What is being asked:
Copy each line containing the word "الإسرائيلي" from the records that follow, please.
....
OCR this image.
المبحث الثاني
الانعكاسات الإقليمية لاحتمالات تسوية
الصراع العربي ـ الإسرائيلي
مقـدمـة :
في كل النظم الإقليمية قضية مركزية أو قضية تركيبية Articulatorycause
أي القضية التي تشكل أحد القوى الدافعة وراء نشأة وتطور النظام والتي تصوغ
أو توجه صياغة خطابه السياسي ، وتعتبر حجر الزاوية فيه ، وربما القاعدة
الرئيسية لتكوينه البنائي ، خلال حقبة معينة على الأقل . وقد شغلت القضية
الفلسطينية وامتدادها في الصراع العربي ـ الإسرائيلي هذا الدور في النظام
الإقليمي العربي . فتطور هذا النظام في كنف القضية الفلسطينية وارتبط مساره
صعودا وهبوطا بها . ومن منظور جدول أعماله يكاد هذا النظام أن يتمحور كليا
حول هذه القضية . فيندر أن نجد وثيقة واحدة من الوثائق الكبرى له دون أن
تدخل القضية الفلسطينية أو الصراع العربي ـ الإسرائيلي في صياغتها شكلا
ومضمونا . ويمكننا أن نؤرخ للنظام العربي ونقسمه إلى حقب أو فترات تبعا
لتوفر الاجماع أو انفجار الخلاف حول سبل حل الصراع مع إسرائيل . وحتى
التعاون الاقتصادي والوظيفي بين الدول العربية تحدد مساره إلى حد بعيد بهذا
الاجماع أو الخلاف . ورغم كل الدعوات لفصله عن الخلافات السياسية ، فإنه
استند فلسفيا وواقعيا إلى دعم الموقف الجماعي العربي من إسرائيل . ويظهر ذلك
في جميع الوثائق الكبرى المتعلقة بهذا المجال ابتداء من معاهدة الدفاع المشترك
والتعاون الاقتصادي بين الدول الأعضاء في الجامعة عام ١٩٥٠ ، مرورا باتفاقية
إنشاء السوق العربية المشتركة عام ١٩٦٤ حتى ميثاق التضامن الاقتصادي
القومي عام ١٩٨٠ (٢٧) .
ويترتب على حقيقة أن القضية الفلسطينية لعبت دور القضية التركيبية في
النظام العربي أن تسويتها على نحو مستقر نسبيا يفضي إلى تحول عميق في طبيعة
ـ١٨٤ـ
....
Completed task:
الصراع العربي ـ الإسرائيلي
الفلسطينية وامتدادها في الصراع العربي ـ الإسرائيلي هذا الدور في النظام
تدخل القضية الفلسطينية أو الصراع العربي ـ الإسرائيلي في صياغتها شكلا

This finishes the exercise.